» **Objective**:
Extract the lines that carry the string "this" from the listing.

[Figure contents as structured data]

•••

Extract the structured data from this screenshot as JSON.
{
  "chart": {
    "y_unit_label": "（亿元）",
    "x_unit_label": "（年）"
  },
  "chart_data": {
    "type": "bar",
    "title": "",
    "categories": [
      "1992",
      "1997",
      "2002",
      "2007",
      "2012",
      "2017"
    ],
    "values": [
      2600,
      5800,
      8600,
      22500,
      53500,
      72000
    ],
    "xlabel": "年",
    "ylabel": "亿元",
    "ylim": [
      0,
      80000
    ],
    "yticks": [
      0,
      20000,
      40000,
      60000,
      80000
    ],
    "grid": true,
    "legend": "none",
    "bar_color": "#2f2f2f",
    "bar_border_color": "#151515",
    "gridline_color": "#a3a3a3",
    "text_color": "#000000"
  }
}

•••

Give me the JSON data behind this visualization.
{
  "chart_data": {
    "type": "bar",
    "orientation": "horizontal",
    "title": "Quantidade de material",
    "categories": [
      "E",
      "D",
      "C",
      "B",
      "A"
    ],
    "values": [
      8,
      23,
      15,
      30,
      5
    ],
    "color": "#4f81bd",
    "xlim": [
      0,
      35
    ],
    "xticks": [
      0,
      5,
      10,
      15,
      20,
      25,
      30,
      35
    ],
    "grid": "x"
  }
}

•••

» **Solved problem**:
Extract the structured data from this screenshot as JSON.
Give me the JSON data behind this visualization.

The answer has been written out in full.